_EXERCISE REQUIREMENTS_
Review the lines that follow and copy each one that contains the word "integer".

[Data items]
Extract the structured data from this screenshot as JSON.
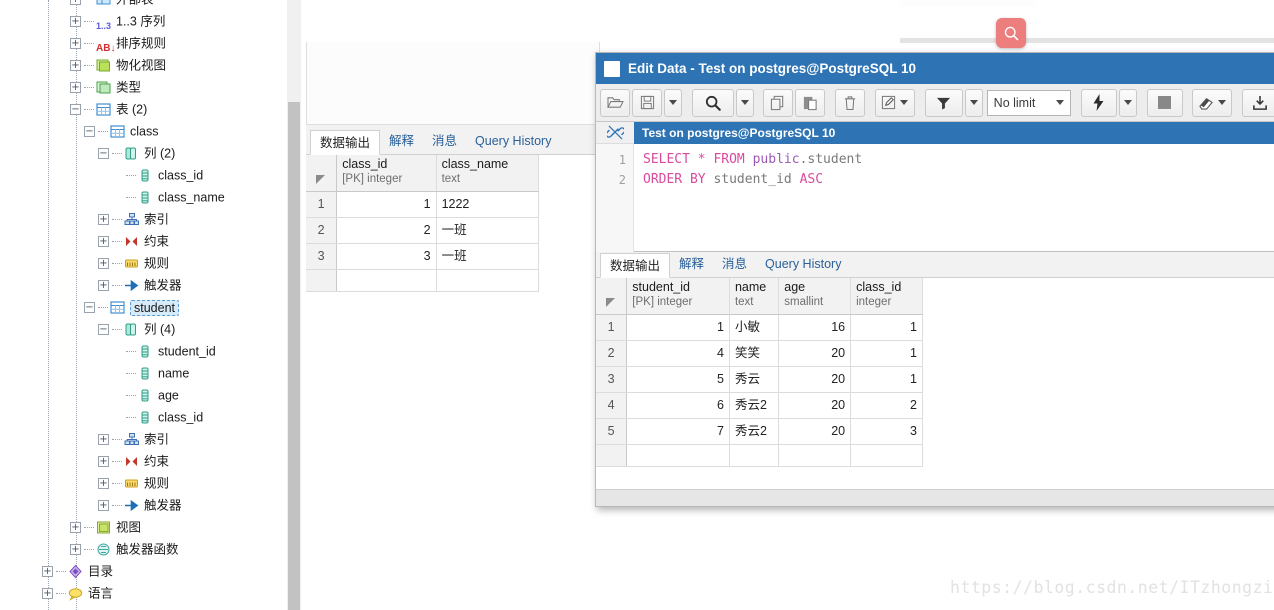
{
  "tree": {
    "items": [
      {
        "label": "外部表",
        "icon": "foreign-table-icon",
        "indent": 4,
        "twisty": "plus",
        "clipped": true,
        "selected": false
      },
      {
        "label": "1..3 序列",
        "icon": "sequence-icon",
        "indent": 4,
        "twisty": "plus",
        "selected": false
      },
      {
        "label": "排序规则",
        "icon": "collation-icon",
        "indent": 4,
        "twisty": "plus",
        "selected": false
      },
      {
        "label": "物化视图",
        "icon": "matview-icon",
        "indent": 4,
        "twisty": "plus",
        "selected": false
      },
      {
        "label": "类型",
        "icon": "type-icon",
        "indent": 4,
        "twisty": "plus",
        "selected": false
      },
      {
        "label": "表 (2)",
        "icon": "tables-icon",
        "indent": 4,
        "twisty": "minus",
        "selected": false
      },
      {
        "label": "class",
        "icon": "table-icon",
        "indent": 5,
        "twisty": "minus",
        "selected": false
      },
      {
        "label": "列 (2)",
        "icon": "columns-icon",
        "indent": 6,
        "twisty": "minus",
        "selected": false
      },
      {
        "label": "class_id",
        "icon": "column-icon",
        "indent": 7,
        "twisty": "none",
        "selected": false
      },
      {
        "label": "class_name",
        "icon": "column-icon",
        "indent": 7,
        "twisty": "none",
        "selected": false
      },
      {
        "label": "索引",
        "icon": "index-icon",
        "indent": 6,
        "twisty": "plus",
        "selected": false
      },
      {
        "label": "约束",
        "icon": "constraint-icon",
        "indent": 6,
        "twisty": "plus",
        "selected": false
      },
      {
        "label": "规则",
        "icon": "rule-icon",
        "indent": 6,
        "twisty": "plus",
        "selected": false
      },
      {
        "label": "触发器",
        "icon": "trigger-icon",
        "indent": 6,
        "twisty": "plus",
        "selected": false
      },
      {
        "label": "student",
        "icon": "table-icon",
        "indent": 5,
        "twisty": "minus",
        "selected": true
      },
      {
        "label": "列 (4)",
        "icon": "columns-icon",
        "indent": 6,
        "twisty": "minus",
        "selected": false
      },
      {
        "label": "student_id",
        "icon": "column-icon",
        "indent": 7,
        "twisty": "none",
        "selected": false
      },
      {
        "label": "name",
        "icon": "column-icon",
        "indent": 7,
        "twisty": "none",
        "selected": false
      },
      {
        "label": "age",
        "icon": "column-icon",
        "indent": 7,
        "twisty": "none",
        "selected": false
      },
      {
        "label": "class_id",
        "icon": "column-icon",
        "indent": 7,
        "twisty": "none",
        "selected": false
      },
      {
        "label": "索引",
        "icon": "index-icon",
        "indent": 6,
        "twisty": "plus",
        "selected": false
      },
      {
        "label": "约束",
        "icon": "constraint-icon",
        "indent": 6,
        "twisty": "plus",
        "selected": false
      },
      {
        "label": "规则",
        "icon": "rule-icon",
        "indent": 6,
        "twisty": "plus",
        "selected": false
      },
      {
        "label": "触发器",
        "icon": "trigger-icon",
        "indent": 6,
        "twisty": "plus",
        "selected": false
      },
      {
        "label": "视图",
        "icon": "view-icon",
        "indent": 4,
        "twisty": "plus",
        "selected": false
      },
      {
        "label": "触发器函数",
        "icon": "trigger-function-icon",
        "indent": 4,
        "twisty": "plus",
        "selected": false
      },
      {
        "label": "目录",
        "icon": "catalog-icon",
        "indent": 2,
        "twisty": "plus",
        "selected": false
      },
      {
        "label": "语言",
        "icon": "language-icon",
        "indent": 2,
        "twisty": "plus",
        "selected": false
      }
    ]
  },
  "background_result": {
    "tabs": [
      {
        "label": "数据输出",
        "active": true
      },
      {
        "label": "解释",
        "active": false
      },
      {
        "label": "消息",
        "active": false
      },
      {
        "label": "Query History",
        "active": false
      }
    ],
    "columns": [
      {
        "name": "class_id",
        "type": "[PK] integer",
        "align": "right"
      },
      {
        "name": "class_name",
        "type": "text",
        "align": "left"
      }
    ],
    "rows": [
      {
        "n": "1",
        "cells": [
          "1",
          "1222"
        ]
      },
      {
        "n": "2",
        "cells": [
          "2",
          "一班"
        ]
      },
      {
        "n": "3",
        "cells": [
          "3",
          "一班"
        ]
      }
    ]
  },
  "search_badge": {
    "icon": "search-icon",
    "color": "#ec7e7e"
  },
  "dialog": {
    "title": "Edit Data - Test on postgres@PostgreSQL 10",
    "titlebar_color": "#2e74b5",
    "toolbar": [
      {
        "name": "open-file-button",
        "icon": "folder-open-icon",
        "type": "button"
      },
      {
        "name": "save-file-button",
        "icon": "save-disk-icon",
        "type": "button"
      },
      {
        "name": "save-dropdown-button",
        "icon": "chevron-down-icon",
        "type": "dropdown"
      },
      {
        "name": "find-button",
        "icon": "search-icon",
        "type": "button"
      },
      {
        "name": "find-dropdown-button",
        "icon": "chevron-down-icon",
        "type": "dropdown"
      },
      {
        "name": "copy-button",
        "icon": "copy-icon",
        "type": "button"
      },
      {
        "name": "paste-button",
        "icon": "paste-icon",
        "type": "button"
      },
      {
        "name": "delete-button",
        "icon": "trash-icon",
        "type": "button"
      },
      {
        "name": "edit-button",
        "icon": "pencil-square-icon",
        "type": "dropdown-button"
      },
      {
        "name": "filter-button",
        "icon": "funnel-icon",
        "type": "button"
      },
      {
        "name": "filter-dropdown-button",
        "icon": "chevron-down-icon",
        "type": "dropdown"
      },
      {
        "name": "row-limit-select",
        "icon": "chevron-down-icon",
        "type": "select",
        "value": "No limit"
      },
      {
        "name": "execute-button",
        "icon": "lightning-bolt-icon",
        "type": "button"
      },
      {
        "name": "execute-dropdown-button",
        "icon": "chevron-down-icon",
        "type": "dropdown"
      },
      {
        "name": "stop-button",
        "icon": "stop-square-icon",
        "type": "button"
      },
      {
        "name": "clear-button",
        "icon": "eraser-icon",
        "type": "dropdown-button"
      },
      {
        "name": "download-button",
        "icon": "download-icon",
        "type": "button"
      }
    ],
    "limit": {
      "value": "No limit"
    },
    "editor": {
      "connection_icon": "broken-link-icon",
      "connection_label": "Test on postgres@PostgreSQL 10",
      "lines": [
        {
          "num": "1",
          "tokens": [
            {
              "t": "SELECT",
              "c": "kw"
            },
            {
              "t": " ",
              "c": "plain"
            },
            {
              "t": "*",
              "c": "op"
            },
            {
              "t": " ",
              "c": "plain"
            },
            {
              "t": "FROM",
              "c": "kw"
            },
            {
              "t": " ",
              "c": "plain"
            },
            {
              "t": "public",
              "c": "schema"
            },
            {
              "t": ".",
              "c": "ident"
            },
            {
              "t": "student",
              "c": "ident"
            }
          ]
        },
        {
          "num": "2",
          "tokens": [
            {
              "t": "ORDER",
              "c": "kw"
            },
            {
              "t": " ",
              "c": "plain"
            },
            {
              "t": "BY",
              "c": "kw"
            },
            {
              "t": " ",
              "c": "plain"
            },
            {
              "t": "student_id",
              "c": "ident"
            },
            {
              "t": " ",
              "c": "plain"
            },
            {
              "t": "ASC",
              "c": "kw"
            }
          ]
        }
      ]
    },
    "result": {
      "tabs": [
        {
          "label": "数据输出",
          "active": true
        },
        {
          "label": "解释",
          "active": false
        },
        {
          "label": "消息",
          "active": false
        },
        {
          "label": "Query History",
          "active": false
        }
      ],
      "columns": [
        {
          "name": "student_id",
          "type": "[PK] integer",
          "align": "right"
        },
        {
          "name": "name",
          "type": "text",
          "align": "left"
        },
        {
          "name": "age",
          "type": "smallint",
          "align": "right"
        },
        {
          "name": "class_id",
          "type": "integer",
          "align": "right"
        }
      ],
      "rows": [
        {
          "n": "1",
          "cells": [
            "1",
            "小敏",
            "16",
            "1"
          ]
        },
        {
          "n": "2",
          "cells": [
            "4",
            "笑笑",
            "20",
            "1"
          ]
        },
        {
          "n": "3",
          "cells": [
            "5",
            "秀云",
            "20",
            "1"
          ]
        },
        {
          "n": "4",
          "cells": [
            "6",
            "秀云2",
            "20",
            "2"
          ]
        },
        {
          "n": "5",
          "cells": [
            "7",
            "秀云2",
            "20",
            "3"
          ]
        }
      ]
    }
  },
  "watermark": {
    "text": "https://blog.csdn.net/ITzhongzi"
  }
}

_WORKED SOLUTION_
        "type": "[PK] integer",
          "type": "[PK] integer",
          "type": "integer",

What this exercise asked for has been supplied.